[Opening Available data section]
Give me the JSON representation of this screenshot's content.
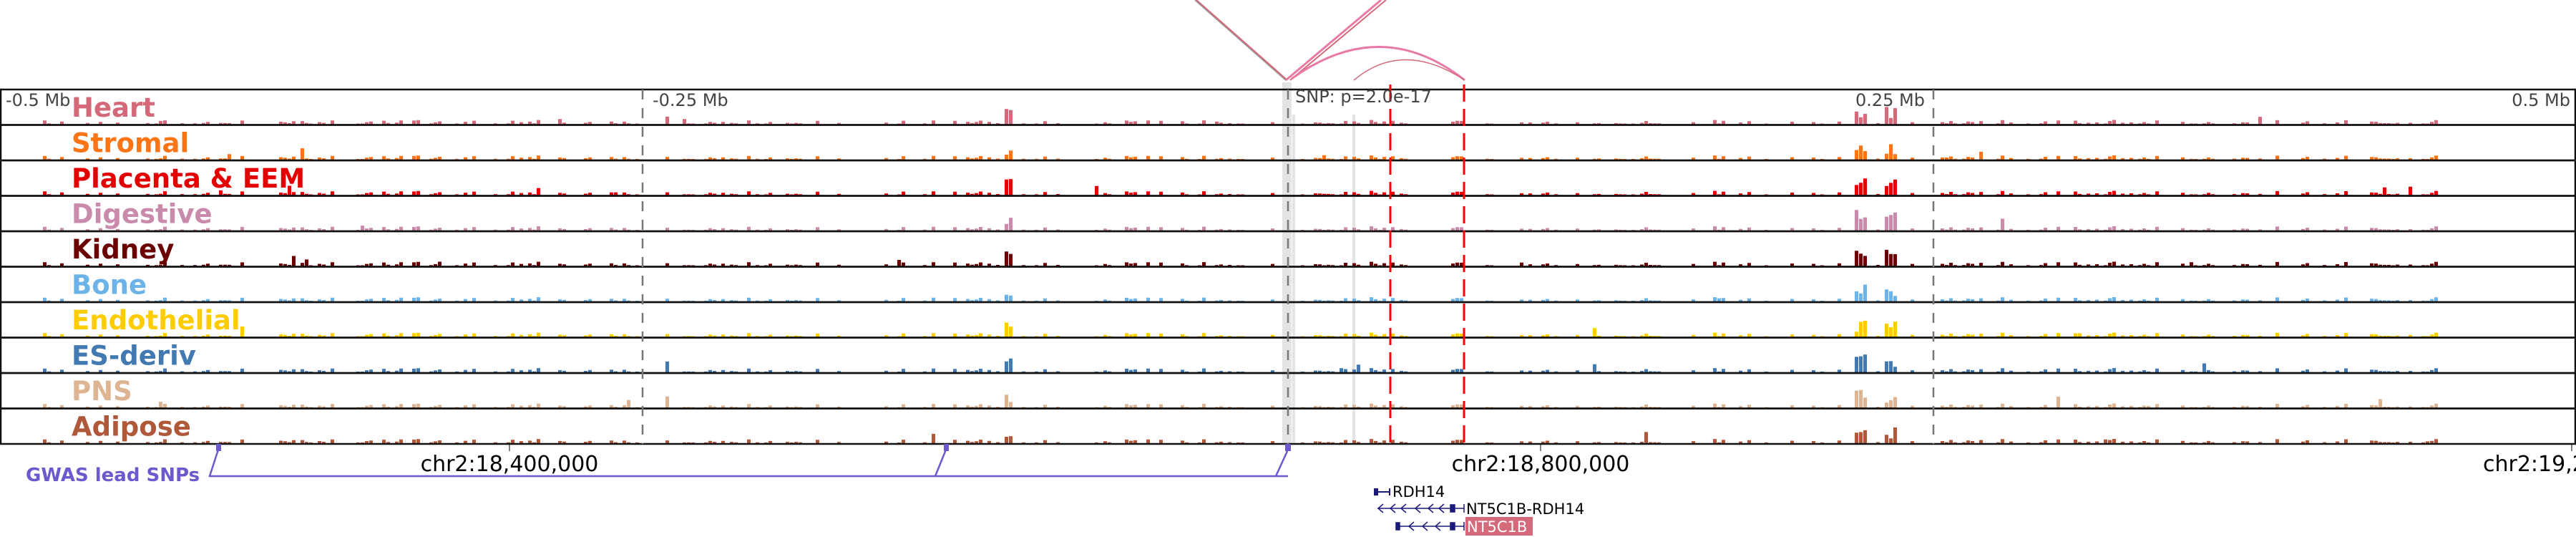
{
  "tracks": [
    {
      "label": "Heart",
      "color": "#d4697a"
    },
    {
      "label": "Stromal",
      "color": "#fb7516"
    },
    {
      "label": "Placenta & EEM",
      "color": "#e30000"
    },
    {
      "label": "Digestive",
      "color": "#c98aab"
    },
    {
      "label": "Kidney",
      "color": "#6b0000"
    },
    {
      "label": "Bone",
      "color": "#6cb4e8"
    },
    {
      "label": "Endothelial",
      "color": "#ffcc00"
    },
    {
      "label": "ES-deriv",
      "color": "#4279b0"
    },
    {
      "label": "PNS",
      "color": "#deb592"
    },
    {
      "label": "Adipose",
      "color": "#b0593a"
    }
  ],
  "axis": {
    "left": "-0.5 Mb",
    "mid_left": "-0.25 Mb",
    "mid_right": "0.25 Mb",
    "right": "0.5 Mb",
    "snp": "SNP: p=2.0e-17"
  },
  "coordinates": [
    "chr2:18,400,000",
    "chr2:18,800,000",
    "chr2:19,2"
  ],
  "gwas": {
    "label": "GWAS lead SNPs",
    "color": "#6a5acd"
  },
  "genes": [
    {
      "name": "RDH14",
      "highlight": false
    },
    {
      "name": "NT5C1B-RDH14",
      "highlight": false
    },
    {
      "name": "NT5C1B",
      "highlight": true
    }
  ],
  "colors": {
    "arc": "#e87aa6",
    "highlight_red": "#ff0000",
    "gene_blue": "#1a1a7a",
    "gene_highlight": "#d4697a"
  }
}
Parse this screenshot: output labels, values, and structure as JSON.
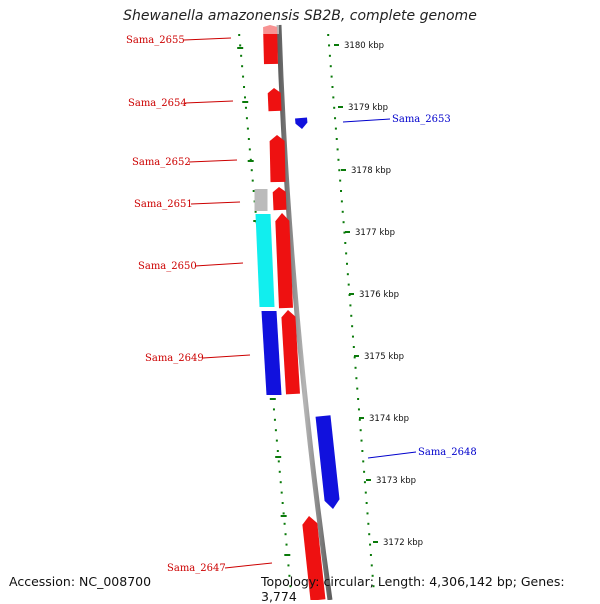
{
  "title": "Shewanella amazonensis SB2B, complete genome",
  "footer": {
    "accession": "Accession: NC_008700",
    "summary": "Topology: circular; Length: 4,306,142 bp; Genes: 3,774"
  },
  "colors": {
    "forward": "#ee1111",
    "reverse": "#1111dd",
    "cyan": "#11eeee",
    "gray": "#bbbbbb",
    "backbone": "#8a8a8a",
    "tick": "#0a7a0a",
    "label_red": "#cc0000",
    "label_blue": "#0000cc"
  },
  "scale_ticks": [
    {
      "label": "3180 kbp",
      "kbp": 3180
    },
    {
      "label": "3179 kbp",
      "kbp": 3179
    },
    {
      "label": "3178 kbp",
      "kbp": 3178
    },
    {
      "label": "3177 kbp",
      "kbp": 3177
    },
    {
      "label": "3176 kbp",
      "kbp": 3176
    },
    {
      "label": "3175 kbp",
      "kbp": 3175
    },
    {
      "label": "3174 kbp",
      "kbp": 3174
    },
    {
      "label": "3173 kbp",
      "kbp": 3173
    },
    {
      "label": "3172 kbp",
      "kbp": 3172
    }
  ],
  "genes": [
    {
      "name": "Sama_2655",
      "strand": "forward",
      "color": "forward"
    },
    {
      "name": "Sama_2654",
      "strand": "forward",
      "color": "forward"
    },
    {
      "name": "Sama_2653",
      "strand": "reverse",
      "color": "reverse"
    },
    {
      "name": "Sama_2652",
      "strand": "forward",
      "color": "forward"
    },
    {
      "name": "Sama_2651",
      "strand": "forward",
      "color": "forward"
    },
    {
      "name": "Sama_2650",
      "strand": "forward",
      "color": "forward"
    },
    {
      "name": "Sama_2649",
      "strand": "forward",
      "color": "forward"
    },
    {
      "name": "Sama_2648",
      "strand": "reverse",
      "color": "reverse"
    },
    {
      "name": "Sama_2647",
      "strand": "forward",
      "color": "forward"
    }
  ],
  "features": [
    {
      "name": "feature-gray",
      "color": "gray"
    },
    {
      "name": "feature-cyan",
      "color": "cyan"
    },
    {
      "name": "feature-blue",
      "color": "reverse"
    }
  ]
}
[Closing Available data section]
● **What is being asked**:
Retype the records above exactly. Leave the pictures out.

● **Result**:
Give me the JSON representation of this screenshot's content.
{
  "tracks": [
    {
      "label": "Heart",
      "color": "#d4697a"
    },
    {
      "label": "Stromal",
      "color": "#fb7516"
    },
    {
      "label": "Placenta & EEM",
      "color": "#e30000"
    },
    {
      "label": "Digestive",
      "color": "#c98aab"
    },
    {
      "label": "Kidney",
      "color": "#6b0000"
    },
    {
      "label": "Bone",
      "color": "#6cb4e8"
    },
    {
      "label": "Endothelial",
      "color": "#ffcc00"
    },
    {
      "label": "ES-deriv",
      "color": "#4279b0"
    },
    {
      "label": "PNS",
      "color": "#deb592"
    },
    {
      "label": "Adipose",
      "color": "#b0593a"
    }
  ],
  "axis": {
    "left": "-0.5 Mb",
    "mid_left": "-0.25 Mb",
    "mid_right": "0.25 Mb",
    "right": "0.5 Mb",
    "snp": "SNP: p=2.0e-17"
  },
  "coordinates": [
    "chr2:18,400,000",
    "chr2:18,800,000",
    "chr2:19,2"
  ],
  "gwas": {
    "label": "GWAS lead SNPs",
    "color": "#6a5acd"
  },
  "genes": [
    {
      "name": "RDH14",
      "highlight": false
    },
    {
      "name": "NT5C1B-RDH14",
      "highlight": false
    },
    {
      "name": "NT5C1B",
      "highlight": true
    }
  ],
  "colors": {
    "arc": "#e87aa6",
    "highlight_red": "#ff0000",
    "gene_blue": "#1a1a7a",
    "gene_highlight": "#d4697a"
  }
}
Parse this screenshot: output labels, values, and structure as JSON.
{
  "title": "Shewanella amazonensis SB2B, complete genome",
  "footer": {
    "accession": "Accession: NC_008700",
    "summary": "Topology: circular; Length: 4,306,142 bp; Genes: 3,774"
  },
  "colors": {
    "forward": "#ee1111",
    "reverse": "#1111dd",
    "cyan": "#11eeee",
    "gray": "#bbbbbb",
    "backbone": "#8a8a8a",
    "tick": "#0a7a0a",
    "label_red": "#cc0000",
    "label_blue": "#0000cc"
  },
  "scale_ticks": [
    {
      "label": "3180 kbp",
      "kbp": 3180
    },
    {
      "label": "3179 kbp",
      "kbp": 3179
    },
    {
      "label": "3178 kbp",
      "kbp": 3178
    },
    {
      "label": "3177 kbp",
      "kbp": 3177
    },
    {
      "label": "3176 kbp",
      "kbp": 3176
    },
    {
      "label": "3175 kbp",
      "kbp": 3175
    },
    {
      "label": "3174 kbp",
      "kbp": 3174
    },
    {
      "label": "3173 kbp",
      "kbp": 3173
    },
    {
      "label": "3172 kbp",
      "kbp": 3172
    }
  ],
  "genes": [
    {
      "name": "Sama_2655",
      "strand": "forward",
      "color": "forward"
    },
    {
      "name": "Sama_2654",
      "strand": "forward",
      "color": "forward"
    },
    {
      "name": "Sama_2653",
      "strand": "reverse",
      "color": "reverse"
    },
    {
      "name": "Sama_2652",
      "strand": "forward",
      "color": "forward"
    },
    {
      "name": "Sama_2651",
      "strand": "forward",
      "color": "forward"
    },
    {
      "name": "Sama_2650",
      "strand": "forward",
      "color": "forward"
    },
    {
      "name": "Sama_2649",
      "strand": "forward",
      "color": "forward"
    },
    {
      "name": "Sama_2648",
      "strand": "reverse",
      "color": "reverse"
    },
    {
      "name": "Sama_2647",
      "strand": "forward",
      "color": "forward"
    }
  ],
  "features": [
    {
      "name": "feature-gray",
      "color": "gray"
    },
    {
      "name": "feature-cyan",
      "color": "cyan"
    },
    {
      "name": "feature-blue",
      "color": "reverse"
    }
  ]
}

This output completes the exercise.